## [ARBEITSANWEISUNG]
Geben Sie die Zeilen vom Anfang bis zu der Zeile mit "device-portal-description: Turn on" unverändert wieder, beide Enden eingeschlossen.

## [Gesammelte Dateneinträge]
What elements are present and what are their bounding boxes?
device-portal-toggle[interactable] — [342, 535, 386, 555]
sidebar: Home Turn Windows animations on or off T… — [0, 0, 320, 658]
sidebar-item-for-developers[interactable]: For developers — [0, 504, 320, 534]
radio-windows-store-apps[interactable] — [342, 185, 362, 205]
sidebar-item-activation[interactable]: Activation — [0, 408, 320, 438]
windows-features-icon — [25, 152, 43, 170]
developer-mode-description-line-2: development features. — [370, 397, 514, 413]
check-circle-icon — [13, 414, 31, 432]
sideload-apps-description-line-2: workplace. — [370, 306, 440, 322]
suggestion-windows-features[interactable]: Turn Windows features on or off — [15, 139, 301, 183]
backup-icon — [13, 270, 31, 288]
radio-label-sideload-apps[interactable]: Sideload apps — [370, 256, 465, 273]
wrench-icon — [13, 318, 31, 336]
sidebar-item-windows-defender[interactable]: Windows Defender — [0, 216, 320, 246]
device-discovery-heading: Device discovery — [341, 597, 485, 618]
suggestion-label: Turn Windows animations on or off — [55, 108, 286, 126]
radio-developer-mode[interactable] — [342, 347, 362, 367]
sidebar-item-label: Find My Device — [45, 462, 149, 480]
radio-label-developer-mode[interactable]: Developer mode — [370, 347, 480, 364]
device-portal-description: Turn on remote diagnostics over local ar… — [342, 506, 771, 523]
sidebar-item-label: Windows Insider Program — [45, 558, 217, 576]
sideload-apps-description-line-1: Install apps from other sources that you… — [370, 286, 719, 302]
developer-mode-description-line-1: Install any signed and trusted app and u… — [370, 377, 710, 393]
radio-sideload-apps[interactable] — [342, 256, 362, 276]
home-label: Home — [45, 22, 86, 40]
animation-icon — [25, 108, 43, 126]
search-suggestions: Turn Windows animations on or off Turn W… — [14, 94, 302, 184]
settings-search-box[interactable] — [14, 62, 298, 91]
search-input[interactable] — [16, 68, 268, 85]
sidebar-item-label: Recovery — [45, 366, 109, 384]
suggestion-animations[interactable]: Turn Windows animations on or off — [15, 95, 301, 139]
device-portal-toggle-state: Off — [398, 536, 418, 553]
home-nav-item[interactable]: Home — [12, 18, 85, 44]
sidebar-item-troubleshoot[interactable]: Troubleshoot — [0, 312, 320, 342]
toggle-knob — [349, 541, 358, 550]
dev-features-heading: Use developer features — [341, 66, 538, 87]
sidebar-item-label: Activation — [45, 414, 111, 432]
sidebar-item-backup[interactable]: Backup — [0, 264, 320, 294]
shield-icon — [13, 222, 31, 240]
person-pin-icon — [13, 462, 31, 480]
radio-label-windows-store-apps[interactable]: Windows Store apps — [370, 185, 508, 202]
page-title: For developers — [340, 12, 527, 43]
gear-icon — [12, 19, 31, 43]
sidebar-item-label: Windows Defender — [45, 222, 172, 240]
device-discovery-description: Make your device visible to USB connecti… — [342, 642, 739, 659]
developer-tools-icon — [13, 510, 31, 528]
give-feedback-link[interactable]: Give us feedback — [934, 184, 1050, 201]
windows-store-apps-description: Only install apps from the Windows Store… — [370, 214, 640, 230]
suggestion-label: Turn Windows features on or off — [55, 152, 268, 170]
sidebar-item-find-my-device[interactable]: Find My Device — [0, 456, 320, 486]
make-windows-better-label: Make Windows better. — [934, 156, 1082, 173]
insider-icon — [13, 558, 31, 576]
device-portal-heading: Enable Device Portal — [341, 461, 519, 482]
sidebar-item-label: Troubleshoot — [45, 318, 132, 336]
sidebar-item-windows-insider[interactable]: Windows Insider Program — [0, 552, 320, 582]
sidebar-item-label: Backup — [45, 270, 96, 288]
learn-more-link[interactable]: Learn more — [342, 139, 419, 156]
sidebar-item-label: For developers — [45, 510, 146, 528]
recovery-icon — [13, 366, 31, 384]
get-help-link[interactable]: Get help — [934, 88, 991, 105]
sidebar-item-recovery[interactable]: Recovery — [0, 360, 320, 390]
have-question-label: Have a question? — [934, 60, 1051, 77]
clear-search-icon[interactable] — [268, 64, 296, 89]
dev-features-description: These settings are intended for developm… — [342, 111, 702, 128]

## [MUSTERLÖSUNG]
What elements are present and what are their bounding boxes?
device-portal-toggle[interactable] — [342, 535, 386, 555]
sidebar: Home Turn Windows animations on or off T… — [0, 0, 320, 658]
sidebar-item-for-developers[interactable]: For developers — [0, 504, 320, 534]
radio-windows-store-apps[interactable] — [342, 185, 362, 205]
sidebar-item-activation[interactable]: Activation — [0, 408, 320, 438]
windows-features-icon — [25, 152, 43, 170]
developer-mode-description-line-2: development features. — [370, 397, 514, 413]
check-circle-icon — [13, 414, 31, 432]
sideload-apps-description-line-2: workplace. — [370, 306, 440, 322]
suggestion-windows-features[interactable]: Turn Windows features on or off — [15, 139, 301, 183]
backup-icon — [13, 270, 31, 288]
radio-label-sideload-apps[interactable]: Sideload apps — [370, 256, 465, 273]
wrench-icon — [13, 318, 31, 336]
sidebar-item-windows-defender[interactable]: Windows Defender — [0, 216, 320, 246]
device-discovery-heading: Device discovery — [341, 597, 485, 618]
suggestion-label: Turn Windows animations on or off — [55, 108, 286, 126]
radio-developer-mode[interactable] — [342, 347, 362, 367]
sidebar-item-label: Find My Device — [45, 462, 149, 480]
radio-label-developer-mode[interactable]: Developer mode — [370, 347, 480, 364]
device-portal-description: Turn on remote diagnostics over local ar… — [342, 506, 771, 523]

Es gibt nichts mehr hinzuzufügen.